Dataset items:
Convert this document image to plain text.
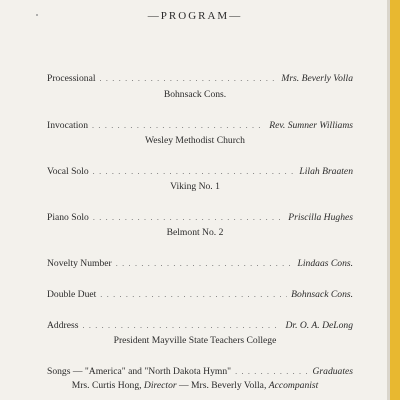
—PROGRAM—
Processional . . .	Mrs. Beverly Volla
Bohnsack Cons.
Invocation . . .	Rev. Sumner Williams
Wesley Methodist Church
Vocal Solo . . .	Lilah Braaten
Viking No. 1
Piano Solo . . .	Priscilla Hughes
Belmont No. 2
Novelty Number . . .	Lindaas Cons.
Double Duet . . .	Bohnsack Cons.
Address . . .	Dr. O. A. DeLong
President Mayville State Teachers College
Songs — "America" and "North Dakota Hymn" . . .	Graduates
Mrs. Curtis Hong, Director — Mrs. Beverly Volla, Accompanist
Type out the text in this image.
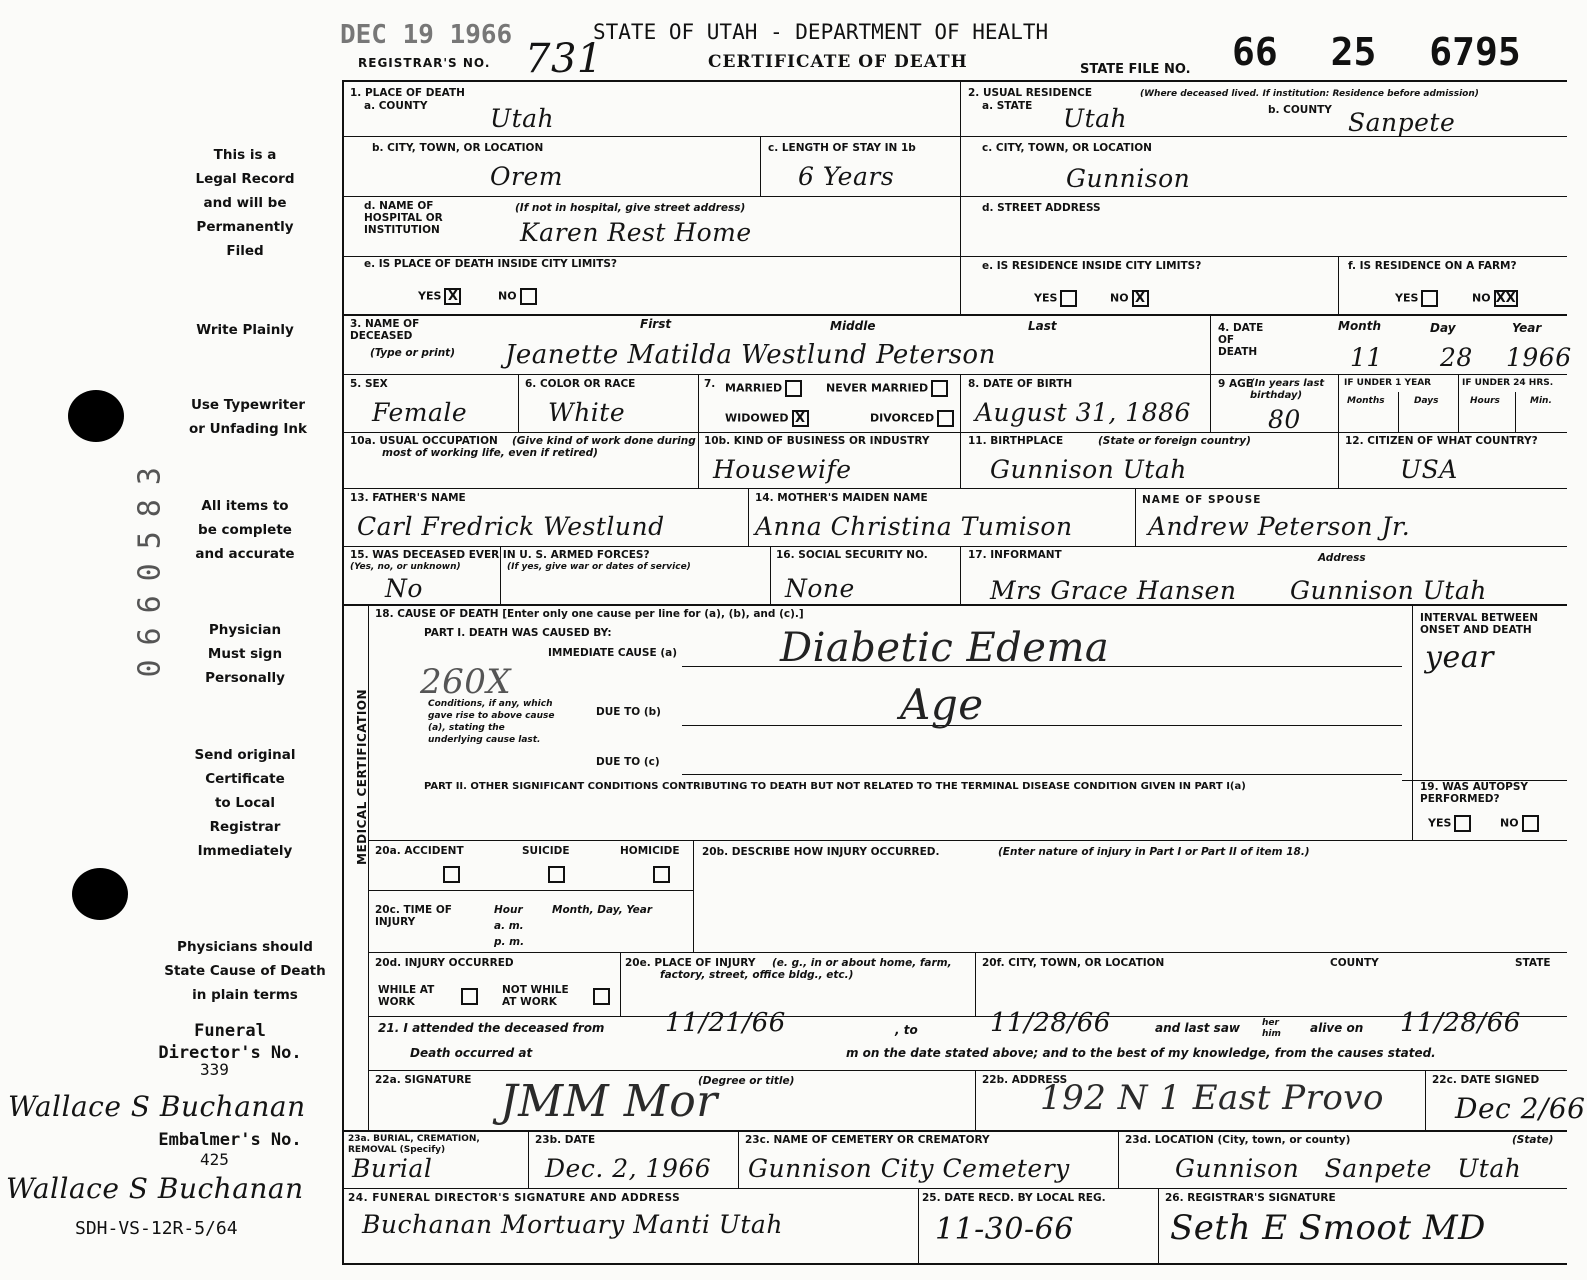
This is a
Legal Record
and will be
Permanently
Filed
Write Plainly
Use Typewriter
or Unfading Ink
All items to
be complete
and accurate
Physician
Must sign
Personally
Send original
Certificate
to Local
Registrar
Immediately
Physicians should
State Cause of Death
in plain terms
Funeral
Director's No.
339
Wallace S Buchanan
Embalmer's No.
425
Wallace S Buchanan
SDH-VS-12R-5/64
0660583
DEC 19 1966
REGISTRAR'S NO. 731
STATE OF UTAH - DEPARTMENT OF HEALTH
CERTIFICATE OF DEATH	STATE FILE NO. 66 25 6795
1. PLACE OF DEATH
a. COUNTY	Utah
2. USUAL RESIDENCE	(Where deceased lived. If institution: Residence before admission)
a. STATE Utah	b. COUNTY Sanpete
b. CITY, TOWN, OR LOCATION
Orem
c. LENGTH OF STAY IN 1b
6 Years
c. CITY, TOWN, OR LOCATION
Gunnison
d. NAME OF HOSPITAL OR INSTITUTION
(If not in hospital, give street address)
Karen Rest Home
d. STREET ADDRESS
e. IS PLACE OF DEATH INSIDE CITY LIMITS?
YES X	NO
e. IS RESIDENCE INSIDE CITY LIMITS?
YES	NO X
f. IS RESIDENCE ON A FARM?
YES	NO XX
3. NAME OF DECEASED
(Type or print)
First	Middle	Last
Jeanette Matilda Westlund Peterson
4. DATE OF DEATH
Month	Day	Year
11 28 1966
5. SEX
Female
6. COLOR OR RACE
White
7. MARRIED	NEVER MARRIED
WIDOWED X	DIVORCED
8. DATE OF BIRTH
August 31, 1886
9 AGE
(In years last birthday)
80
IF UNDER 1 YEAR	IF UNDER 24 HRS.
Months	Days	Hours	Min.
10a. USUAL OCCUPATION	(Give kind of work done during most of working life, even if retired)
10b. KIND OF BUSINESS OR INDUSTRY
Housewife
11. BIRTHPLACE	(State or foreign country)
Gunnison Utah
12. CITIZEN OF WHAT COUNTRY?
USA
13. FATHER'S NAME
Carl Fredrick Westlund
14. MOTHER'S MAIDEN NAME
Anna Christina Tumison
NAME OF SPOUSE
Andrew Peterson Jr.
15. WAS DECEASED EVER IN U. S. ARMED FORCES?
(Yes, no, or unknown)	(If yes, give war or dates of service)
No
16. SOCIAL SECURITY NO.
None
17. INFORMANT	Address
Mrs Grace Hansen Gunnison Utah
MEDICAL CERTIFICATION
18. CAUSE OF DEATH [Enter only one cause per line for (a), (b), and (c).]
PART I. DEATH WAS CAUSED BY:
IMMEDIATE CAUSE (a)	Diabetic Edema
260X
Conditions, if any, which gave rise to above cause (a), stating the underlying cause last.
DUE TO (b)	Age
DUE TO (c)
INTERVAL BETWEEN ONSET AND DEATH
year
PART II. OTHER SIGNIFICANT CONDITIONS CONTRIBUTING TO DEATH BUT NOT RELATED TO THE TERMINAL DISEASE CONDITION GIVEN IN PART I(a)	19. WAS AUTOPSY PERFORMED?
YES	NO
20a. ACCIDENT	SUICIDE	HOMICIDE 20b. DESCRIBE HOW INJURY OCCURRED.	(Enter nature of injury in Part I or Part II of item 18.)
20c. TIME OF INJURY
Hour
a. m.
p. m.
Month, Day, Year
20d. INJURY OCCURRED
WHILE AT WORK
NOT WHILE AT WORK
20e. PLACE OF INJURY	(e. g., in or about home, farm, factory, street, office bldg., etc.)
20f. CITY, TOWN, OR LOCATION	COUNTY	STATE
21. I attended the deceased from 11/21/66	, to	11/28/66	and last saw her him	alive on 11/28/66
Death occurred at	m on the date stated above; and to the best of my knowledge, from the causes stated.
22a. SIGNATURE	(Degree or title)
JMM Mor	22b. ADDRESS
192 N 1 East Provo	22c. DATE SIGNED
Dec 2/66
23a. BURIAL, CREMATION, REMOVAL (Specify)
Burial
23b. DATE
Dec. 2, 1966
23c. NAME OF CEMETERY OR CREMATORY
Gunnison City Cemetery
23d. LOCATION (City, town, or county)	(State)
Gunnison   Sanpete   Utah
24. FUNERAL DIRECTOR'S SIGNATURE AND ADDRESS
Buchanan Mortuary Manti Utah
25. DATE RECD. BY LOCAL REG.
11-30-66
26. REGISTRAR'S SIGNATURE
Seth E Smoot MD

§ What you have to do
Leave out the pictures and print every line of the data exactly.

§ Output of the task
Convert this document image to plain text.
—PROGRAM—
Processional . . .	Mrs. Beverly Volla
Bohnsack Cons.
Invocation . . .	Rev. Sumner Williams
Wesley Methodist Church
Vocal Solo . . .	Lilah Braaten
Viking No. 1
Piano Solo . . .	Priscilla Hughes
Belmont No. 2
Novelty Number . . .	Lindaas Cons.
Double Duet . . .	Bohnsack Cons.
Address . . .	Dr. O. A. DeLong
President Mayville State Teachers College
Songs — "America" and "North Dakota Hymn" . . .	Graduates
Mrs. Curtis Hong, Director — Mrs. Beverly Volla, Accompanist
Type out the text in this image.
This is a
Legal Record
and will be
Permanently
Filed
Write Plainly
Use Typewriter
or Unfading Ink
All items to
be complete
and accurate
Physician
Must sign
Personally
Send original
Certificate
to Local
Registrar
Immediately
Physicians should
State Cause of Death
in plain terms
Funeral
Director's No.
339
Wallace S Buchanan
Embalmer's No.
425
Wallace S Buchanan
SDH-VS-12R-5/64
0660583
DEC 19 1966
REGISTRAR'S NO. 731
STATE OF UTAH - DEPARTMENT OF HEALTH
CERTIFICATE OF DEATH	STATE FILE NO. 66 25 6795
1. PLACE OF DEATH
a. COUNTY	Utah
2. USUAL RESIDENCE	(Where deceased lived. If institution: Residence before admission)
a. STATE Utah	b. COUNTY Sanpete
b. CITY, TOWN, OR LOCATION
Orem
c. LENGTH OF STAY IN 1b
6 Years
c. CITY, TOWN, OR LOCATION
Gunnison
d. NAME OF HOSPITAL OR INSTITUTION
(If not in hospital, give street address)
Karen Rest Home
d. STREET ADDRESS
e. IS PLACE OF DEATH INSIDE CITY LIMITS?
YES X	NO
e. IS RESIDENCE INSIDE CITY LIMITS?
YES	NO X
f. IS RESIDENCE ON A FARM?
YES	NO XX
3. NAME OF DECEASED
(Type or print)
First	Middle	Last
Jeanette Matilda Westlund Peterson
4. DATE OF DEATH
Month	Day	Year
11 28 1966
5. SEX
Female
6. COLOR OR RACE
White
7. MARRIED	NEVER MARRIED
WIDOWED X	DIVORCED
8. DATE OF BIRTH
August 31, 1886
9 AGE
(In years last birthday)
80
IF UNDER 1 YEAR	IF UNDER 24 HRS.
Months	Days	Hours	Min.
10a. USUAL OCCUPATION	(Give kind of work done during most of working life, even if retired)
10b. KIND OF BUSINESS OR INDUSTRY
Housewife
11. BIRTHPLACE	(State or foreign country)
Gunnison Utah
12. CITIZEN OF WHAT COUNTRY?
USA
13. FATHER'S NAME
Carl Fredrick Westlund
14. MOTHER'S MAIDEN NAME
Anna Christina Tumison
NAME OF SPOUSE
Andrew Peterson Jr.
15. WAS DECEASED EVER IN U. S. ARMED FORCES?
(Yes, no, or unknown)	(If yes, give war or dates of service)
No
16. SOCIAL SECURITY NO.
None
17. INFORMANT	Address
Mrs Grace Hansen Gunnison Utah
MEDICAL CERTIFICATION
18. CAUSE OF DEATH [Enter only one cause per line for (a), (b), and (c).]
PART I. DEATH WAS CAUSED BY:
IMMEDIATE CAUSE (a)	Diabetic Edema
260X
Conditions, if any, which gave rise to above cause (a), stating the underlying cause last.
DUE TO (b)	Age
DUE TO (c)
INTERVAL BETWEEN ONSET AND DEATH
year
PART II. OTHER SIGNIFICANT CONDITIONS CONTRIBUTING TO DEATH BUT NOT RELATED TO THE TERMINAL DISEASE CONDITION GIVEN IN PART I(a)	19. WAS AUTOPSY PERFORMED?
YES	NO
20a. ACCIDENT	SUICIDE	HOMICIDE 20b. DESCRIBE HOW INJURY OCCURRED.	(Enter nature of injury in Part I or Part II of item 18.)
20c. TIME OF INJURY
Hour
a. m.
p. m.
Month, Day, Year
20d. INJURY OCCURRED
WHILE AT WORK
NOT WHILE AT WORK
20e. PLACE OF INJURY	(e. g., in or about home, farm, factory, street, office bldg., etc.)
20f. CITY, TOWN, OR LOCATION	COUNTY	STATE
21. I attended the deceased from 11/21/66	, to	11/28/66	and last saw her him	alive on 11/28/66
Death occurred at	m on the date stated above; and to the best of my knowledge, from the causes stated.
22a. SIGNATURE	(Degree or title)
JMM Mor	22b. ADDRESS
192 N 1 East Provo	22c. DATE SIGNED
Dec 2/66
23a. BURIAL, CREMATION, REMOVAL (Specify)
Burial
23b. DATE
Dec. 2, 1966
23c. NAME OF CEMETERY OR CREMATORY
Gunnison City Cemetery
23d. LOCATION (City, town, or county)	(State)
Gunnison   Sanpete   Utah
24. FUNERAL DIRECTOR'S SIGNATURE AND ADDRESS
Buchanan Mortuary Manti Utah
25. DATE RECD. BY LOCAL REG.
11-30-66
26. REGISTRAR'S SIGNATURE
Seth E Smoot MD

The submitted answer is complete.